SET EXERCISE - Set down exactly, and only, the lines from the one with "Convert this screenshot" to the final line of the entries, both included.

GIVEN ENTRIES -

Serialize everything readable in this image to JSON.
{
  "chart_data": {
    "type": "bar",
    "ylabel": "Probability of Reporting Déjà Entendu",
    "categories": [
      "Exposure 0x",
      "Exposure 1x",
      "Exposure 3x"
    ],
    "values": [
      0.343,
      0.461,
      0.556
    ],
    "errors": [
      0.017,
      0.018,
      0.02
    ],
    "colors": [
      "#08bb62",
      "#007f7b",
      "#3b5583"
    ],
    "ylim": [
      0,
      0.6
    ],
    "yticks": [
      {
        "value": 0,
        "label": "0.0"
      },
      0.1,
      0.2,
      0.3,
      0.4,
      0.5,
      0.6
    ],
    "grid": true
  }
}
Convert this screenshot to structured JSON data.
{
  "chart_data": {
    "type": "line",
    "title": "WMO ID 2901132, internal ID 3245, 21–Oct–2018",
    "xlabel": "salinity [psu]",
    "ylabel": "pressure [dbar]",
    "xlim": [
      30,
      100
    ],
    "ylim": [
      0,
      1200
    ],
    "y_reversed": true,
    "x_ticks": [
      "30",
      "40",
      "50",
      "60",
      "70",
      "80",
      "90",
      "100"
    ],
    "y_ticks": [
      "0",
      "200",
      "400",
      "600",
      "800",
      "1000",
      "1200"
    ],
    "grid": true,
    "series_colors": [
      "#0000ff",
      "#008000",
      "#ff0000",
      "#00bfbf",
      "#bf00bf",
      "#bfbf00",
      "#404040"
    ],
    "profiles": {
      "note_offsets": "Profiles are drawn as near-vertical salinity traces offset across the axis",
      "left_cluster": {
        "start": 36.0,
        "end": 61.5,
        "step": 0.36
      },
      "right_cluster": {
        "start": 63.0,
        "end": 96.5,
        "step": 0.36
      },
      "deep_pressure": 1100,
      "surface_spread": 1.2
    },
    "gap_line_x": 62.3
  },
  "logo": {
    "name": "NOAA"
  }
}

EXERCISE ANSWER -
Convert this screenshot to structured JSON data.
{
  "chart_data": {
    "type": "line",
    "title": "WMO ID 2901132, internal ID 3245, 21–Oct–2018",
    "xlabel": "salinity [psu]",
    "ylabel": "pressure [dbar]",
    "xlim": [
      30,
      100
    ],
    "ylim": [
      0,
      1200
    ],
    "y_reversed": true,
    "x_ticks": [
      "30",
      "40",
      "50",
      "60",
      "70",
      "80",
      "90",
      "100"
    ],
    "y_ticks": [
      "0",
      "200",
      "400",
      "600",
      "800",
      "1000",
      "1200"
    ],
    "grid": true,
    "series_colors": [
      "#0000ff",
      "#008000",
      "#ff0000",
      "#00bfbf",
      "#bf00bf",
      "#bfbf00",
      "#404040"
    ],
    "profiles": {
      "note_offsets": "Profiles are drawn as near-vertical salinity traces offset across the axis",
      "left_cluster": {
        "start": 36.0,
        "end": 61.5,
        "step": 0.36
      },
      "right_cluster": {
        "start": 63.0,
        "end": 96.5,
        "step": 0.36
      },
      "deep_pressure": 1100,
      "surface_spread": 1.2
    },
    "gap_line_x": 62.3
  },
  "logo": {
    "name": "NOAA"
  }
}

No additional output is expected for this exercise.